__Task prompt__:
Locate each line with the string "Evaluator" in the listing below and copy it.

__Records for the task__:
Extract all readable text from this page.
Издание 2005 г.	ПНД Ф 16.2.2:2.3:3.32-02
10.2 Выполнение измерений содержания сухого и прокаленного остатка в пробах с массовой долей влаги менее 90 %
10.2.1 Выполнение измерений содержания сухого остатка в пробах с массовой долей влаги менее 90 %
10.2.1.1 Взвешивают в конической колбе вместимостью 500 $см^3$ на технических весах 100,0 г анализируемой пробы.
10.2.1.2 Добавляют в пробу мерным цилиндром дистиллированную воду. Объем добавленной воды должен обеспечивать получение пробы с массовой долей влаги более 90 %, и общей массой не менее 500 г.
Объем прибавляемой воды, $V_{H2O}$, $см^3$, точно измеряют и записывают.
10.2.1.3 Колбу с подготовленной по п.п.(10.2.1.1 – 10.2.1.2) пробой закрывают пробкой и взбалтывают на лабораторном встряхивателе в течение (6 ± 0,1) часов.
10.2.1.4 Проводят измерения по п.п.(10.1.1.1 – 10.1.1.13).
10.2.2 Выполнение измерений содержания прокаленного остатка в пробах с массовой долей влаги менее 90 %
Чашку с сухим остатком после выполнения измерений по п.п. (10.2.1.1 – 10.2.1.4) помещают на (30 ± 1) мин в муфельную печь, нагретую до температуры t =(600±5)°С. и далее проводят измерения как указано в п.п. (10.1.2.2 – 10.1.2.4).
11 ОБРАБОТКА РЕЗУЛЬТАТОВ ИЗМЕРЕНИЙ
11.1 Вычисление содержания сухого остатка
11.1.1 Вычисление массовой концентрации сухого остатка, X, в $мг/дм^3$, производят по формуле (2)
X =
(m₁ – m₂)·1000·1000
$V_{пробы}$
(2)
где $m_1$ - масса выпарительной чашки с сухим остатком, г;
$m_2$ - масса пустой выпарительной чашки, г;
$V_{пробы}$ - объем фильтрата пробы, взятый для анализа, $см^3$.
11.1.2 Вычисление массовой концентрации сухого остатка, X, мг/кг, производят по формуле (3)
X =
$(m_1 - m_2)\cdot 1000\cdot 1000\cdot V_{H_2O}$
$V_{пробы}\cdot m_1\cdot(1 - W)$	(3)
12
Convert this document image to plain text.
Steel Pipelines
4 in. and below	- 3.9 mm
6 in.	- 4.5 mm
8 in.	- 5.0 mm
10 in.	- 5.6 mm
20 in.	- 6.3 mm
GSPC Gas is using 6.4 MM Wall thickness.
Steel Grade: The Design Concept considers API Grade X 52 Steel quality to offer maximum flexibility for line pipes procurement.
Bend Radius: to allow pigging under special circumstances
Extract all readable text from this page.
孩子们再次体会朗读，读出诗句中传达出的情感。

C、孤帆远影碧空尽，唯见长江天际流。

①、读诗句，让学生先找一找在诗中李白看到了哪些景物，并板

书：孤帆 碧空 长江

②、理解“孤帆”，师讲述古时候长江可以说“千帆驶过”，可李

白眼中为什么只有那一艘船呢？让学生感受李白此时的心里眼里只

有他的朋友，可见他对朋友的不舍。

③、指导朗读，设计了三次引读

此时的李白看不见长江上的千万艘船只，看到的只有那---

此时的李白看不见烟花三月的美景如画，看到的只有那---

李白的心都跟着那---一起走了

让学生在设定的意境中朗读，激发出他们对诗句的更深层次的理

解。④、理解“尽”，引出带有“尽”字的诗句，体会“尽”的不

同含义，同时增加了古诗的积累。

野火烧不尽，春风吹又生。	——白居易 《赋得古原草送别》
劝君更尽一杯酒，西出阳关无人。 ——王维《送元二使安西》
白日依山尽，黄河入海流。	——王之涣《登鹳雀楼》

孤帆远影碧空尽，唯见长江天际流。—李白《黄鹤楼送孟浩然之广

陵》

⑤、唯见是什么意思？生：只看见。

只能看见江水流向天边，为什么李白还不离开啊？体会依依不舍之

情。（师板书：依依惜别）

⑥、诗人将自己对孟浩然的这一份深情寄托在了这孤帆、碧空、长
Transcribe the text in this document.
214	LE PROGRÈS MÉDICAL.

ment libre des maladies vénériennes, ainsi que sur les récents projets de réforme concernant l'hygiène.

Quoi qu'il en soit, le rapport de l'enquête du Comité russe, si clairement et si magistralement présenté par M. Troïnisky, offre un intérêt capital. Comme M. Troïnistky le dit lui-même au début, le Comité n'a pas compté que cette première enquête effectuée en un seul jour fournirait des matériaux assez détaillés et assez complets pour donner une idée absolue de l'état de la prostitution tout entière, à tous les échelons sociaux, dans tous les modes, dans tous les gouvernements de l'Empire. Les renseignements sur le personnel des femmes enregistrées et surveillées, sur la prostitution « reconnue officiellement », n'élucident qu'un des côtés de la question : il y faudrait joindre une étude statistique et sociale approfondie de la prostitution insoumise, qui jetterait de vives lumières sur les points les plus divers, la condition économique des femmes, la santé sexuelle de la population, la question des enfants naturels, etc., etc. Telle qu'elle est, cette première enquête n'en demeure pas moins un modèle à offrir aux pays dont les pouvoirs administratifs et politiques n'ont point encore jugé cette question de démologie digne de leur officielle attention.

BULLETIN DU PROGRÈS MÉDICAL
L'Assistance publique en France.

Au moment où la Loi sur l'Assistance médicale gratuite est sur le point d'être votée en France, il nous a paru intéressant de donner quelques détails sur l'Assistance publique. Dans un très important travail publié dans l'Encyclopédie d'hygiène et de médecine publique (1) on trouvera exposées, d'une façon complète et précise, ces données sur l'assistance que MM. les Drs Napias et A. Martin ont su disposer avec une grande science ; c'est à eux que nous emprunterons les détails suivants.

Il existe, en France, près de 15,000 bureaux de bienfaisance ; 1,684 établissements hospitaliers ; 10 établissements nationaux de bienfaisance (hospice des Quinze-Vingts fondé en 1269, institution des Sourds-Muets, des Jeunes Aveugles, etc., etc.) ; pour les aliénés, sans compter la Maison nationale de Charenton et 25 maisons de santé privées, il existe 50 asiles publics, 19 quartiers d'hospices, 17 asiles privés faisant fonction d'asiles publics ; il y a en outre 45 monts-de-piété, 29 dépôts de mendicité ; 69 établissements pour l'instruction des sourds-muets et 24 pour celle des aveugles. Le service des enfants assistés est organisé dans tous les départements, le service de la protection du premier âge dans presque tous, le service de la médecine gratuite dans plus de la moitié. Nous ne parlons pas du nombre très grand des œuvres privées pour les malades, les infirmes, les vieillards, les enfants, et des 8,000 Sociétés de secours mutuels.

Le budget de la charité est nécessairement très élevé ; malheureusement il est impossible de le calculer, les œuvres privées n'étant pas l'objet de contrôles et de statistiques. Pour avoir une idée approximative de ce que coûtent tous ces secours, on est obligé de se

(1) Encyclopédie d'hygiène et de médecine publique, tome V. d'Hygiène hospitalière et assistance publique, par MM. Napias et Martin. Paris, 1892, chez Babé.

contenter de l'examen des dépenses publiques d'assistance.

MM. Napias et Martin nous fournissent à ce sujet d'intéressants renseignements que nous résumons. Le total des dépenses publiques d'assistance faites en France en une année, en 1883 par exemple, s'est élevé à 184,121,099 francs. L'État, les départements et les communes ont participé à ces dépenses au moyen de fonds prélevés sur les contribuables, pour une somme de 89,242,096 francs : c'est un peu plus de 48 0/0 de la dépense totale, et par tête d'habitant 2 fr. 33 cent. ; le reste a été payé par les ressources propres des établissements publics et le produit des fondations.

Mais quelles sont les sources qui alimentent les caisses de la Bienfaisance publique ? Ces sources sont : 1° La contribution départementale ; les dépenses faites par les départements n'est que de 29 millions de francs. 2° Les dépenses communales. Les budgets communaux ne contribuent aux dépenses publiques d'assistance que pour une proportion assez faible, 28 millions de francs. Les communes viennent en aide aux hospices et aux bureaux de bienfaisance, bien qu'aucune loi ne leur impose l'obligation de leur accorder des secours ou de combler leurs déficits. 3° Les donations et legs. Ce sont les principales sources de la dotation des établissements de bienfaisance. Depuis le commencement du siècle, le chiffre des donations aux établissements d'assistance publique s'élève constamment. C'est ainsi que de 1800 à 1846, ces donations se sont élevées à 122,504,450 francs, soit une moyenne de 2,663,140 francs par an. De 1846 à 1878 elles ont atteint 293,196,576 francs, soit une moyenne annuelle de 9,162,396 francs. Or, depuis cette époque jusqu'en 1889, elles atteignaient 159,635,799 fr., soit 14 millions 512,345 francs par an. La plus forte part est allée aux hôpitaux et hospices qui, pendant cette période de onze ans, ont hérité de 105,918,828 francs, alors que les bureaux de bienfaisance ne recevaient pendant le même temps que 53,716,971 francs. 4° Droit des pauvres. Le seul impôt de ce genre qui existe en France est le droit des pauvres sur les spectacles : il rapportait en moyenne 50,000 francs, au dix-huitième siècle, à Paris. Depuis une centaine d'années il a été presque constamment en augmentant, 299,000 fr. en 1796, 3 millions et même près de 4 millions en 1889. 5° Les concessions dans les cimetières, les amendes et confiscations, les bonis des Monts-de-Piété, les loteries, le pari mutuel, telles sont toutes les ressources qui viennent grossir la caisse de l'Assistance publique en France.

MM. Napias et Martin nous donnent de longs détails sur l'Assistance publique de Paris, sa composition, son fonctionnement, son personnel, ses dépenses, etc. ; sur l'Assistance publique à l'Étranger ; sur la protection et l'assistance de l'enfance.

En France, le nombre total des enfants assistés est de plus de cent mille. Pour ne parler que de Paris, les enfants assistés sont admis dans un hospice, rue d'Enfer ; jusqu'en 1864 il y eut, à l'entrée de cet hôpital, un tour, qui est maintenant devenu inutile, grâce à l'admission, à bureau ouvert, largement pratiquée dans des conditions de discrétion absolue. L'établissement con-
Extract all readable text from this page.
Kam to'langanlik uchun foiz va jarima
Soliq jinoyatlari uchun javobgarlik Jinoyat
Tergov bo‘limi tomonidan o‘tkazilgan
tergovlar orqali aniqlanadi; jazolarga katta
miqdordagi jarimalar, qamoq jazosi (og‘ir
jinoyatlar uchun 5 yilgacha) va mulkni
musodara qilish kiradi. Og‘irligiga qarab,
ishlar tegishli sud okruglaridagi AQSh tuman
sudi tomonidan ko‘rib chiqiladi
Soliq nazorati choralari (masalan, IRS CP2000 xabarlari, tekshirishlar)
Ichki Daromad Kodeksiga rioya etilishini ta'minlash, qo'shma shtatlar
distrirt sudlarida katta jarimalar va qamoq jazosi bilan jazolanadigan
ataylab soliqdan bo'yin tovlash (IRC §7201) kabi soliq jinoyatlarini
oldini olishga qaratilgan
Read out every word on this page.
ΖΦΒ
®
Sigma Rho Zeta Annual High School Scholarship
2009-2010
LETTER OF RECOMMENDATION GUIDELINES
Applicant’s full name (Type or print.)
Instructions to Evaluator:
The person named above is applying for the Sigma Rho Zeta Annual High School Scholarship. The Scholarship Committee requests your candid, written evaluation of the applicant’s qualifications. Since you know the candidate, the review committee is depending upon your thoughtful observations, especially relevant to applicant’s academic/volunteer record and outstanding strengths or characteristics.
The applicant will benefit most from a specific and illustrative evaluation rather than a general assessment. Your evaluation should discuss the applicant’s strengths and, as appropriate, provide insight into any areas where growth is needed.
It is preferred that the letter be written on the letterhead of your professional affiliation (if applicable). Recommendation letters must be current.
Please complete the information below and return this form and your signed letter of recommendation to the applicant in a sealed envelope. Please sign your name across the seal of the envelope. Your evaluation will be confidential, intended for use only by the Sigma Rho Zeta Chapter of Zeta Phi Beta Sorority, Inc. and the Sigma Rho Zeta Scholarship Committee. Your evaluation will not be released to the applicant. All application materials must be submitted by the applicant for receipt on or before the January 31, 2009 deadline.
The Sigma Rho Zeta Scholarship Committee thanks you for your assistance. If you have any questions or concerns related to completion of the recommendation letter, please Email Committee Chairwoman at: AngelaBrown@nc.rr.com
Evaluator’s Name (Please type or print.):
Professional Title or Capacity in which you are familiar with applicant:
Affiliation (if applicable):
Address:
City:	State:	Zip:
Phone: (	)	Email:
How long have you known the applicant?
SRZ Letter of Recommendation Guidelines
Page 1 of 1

__Correct result__:
Instructions to Evaluator:
Evaluator’s Name (Please type or print.):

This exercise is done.